● TEXT EXTRACT:
* * *
In the section of the review application form asking the applicant to identify the decision under review, the applicant gave the date 18 July 2019 and attached a letter addressed to her from the Public Guardian bearing that date and signed by Mr Theo Hastings, Assistant Public Guardian Operations. The letter was a reply to a complaint made by the applicant and lodged with the Public Guardian on 24 June 2019. The applicant had complained that the officer handling the matter, Mr Ben Sutton, had taken a one-sided attitude to the matter, had given false information on a number of occasions, had not returned her calls and had been rude to her and she had been denied access to the house where her mother, the person represented, was living.
The letter concluded that the officer responsible had acted in accordance with the Guardianship Act and standards. A guardian was appointed as a decision-maker only and is required to put the interests of the represented person first. The letter noted that the applicant had been told that the Public Guardian was not making an access decision at that time, but that did not mean that no access decisions will be made while the Public Guardian was appointed. He invited the applicant to continue to communicate with the officer responsible and submit an access proposal for consideration.
* * *
● STORED DATA:
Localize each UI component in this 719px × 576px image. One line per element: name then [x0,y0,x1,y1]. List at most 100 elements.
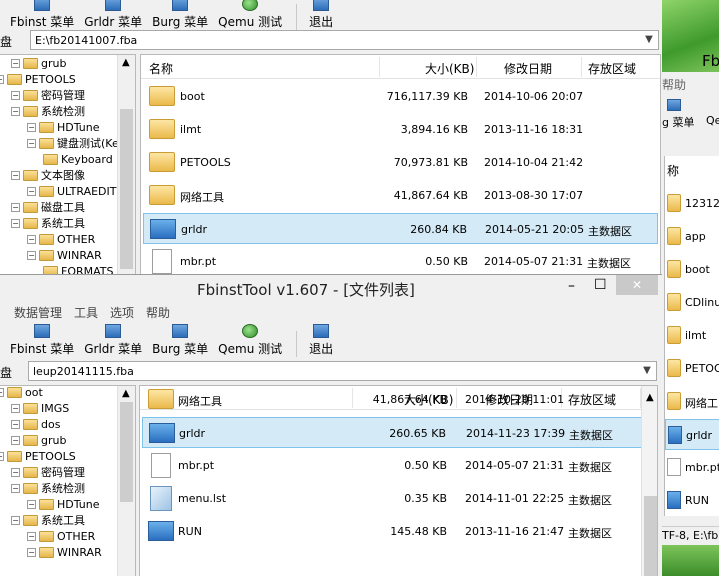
* * *
● EXERCISE DIRECTIONS: Rewrite the guardianship review text starting at "In the section" and ending at "represented, was living.", replacing "officer" with "case officer". The lines above are separate material unrelated to the guardianship review text.

● ANSWER TO THE PROBLEM:
In the section of the review application form asking the applicant to identify the decision under review, the applicant gave the date 18 July 2019 and attached a letter addressed to her from the Public Guardian bearing that date and signed by Mr Theo Hastings, Assistant Public Guardian Operations. The letter was a reply to a complaint made by the applicant and lodged with the Public Guardian on 24 June 2019. The applicant had complained that the case officer handling the matter, Mr Ben Sutton, had taken a one-sided attitude to the matter, had given false information on a number of occasions, had not returned her calls and had been rude to her and she had been denied access to the house where her mother, the person represented, was living.